*** EXTRACTED MATERIAL

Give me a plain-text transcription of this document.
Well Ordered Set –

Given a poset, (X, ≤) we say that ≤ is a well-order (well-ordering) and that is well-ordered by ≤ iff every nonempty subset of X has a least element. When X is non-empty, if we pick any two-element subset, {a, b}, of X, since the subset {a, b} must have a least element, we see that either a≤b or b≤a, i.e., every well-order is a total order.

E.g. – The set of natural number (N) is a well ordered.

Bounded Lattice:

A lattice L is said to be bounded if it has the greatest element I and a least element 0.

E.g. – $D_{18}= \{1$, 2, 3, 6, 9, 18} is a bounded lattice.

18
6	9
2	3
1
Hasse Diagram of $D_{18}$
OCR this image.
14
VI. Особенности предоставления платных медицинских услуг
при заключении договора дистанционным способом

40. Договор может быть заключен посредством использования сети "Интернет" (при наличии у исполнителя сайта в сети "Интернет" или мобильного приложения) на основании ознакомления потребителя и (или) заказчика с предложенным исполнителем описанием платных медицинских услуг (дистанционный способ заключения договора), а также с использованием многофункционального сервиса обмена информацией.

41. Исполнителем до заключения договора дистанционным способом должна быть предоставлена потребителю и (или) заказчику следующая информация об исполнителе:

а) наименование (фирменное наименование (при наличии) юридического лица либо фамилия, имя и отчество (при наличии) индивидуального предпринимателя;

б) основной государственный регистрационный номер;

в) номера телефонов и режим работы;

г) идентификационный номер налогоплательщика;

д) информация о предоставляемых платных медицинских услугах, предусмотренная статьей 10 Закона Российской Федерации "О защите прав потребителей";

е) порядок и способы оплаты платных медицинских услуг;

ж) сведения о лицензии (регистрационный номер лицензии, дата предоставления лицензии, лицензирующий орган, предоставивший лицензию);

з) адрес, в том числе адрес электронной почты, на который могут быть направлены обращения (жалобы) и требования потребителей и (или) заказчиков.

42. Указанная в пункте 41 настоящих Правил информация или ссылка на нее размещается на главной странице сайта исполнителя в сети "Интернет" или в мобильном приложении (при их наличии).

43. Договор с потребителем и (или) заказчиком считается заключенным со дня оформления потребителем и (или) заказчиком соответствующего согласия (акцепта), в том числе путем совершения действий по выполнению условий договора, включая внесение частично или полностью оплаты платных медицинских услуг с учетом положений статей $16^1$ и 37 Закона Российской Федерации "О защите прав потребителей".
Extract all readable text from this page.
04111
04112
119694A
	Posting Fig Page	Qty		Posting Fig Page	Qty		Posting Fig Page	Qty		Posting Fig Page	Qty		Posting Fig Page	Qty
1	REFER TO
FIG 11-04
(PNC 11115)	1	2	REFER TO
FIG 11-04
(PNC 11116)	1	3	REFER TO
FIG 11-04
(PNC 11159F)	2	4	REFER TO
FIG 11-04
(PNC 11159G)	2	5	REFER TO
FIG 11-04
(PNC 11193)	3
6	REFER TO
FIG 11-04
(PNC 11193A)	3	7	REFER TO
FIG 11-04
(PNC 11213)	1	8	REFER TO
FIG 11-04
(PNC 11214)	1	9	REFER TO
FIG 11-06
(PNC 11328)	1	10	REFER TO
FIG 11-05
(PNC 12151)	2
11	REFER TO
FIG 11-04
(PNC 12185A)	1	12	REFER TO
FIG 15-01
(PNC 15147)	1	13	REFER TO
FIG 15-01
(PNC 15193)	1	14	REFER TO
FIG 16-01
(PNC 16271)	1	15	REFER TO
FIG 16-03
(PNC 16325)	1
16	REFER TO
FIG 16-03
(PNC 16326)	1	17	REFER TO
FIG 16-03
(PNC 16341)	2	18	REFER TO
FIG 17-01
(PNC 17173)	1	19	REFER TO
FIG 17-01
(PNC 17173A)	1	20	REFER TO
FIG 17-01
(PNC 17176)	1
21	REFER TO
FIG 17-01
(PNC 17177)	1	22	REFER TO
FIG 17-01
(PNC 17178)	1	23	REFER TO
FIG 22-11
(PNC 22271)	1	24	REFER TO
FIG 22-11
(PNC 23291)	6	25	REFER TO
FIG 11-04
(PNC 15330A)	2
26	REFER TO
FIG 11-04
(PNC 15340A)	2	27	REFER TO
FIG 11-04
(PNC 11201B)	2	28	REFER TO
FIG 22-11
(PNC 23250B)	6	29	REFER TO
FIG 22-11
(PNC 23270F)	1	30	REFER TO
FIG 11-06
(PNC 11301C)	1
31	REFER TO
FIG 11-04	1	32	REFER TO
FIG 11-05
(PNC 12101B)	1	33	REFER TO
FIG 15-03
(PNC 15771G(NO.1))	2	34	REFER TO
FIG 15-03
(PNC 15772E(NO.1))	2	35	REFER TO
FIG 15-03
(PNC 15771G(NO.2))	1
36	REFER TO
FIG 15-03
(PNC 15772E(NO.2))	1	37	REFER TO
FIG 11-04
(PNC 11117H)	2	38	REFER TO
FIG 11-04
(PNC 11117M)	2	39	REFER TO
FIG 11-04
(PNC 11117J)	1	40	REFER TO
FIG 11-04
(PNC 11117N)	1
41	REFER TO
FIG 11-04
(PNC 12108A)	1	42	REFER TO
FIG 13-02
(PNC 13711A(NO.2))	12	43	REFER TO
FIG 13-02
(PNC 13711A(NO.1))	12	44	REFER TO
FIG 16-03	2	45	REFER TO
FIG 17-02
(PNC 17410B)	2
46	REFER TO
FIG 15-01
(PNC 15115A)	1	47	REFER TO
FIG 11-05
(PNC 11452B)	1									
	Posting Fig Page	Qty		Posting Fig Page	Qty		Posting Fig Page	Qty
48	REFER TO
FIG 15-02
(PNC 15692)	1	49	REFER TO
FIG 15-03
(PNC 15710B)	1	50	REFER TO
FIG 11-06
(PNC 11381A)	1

******

■ EXERCISE ■
List every line above containing the word "заключения".

■ EXERCISE ANSWER ■
40. Договор может быть заключен посредством использования сети "Интернет" (при наличии у исполнителя сайта в сети "Интернет" или мобильного приложения) на основании ознакомления потребителя и (или) заказчика с предложенным исполнителем описанием платных медицинских услуг (дистанционный способ заключения договора), а также с использованием многофункционального сервиса обмена информацией.
41. Исполнителем до заключения договора дистанционным способом должна быть предоставлена потребителю и (или) заказчику следующая информация об исполнителе:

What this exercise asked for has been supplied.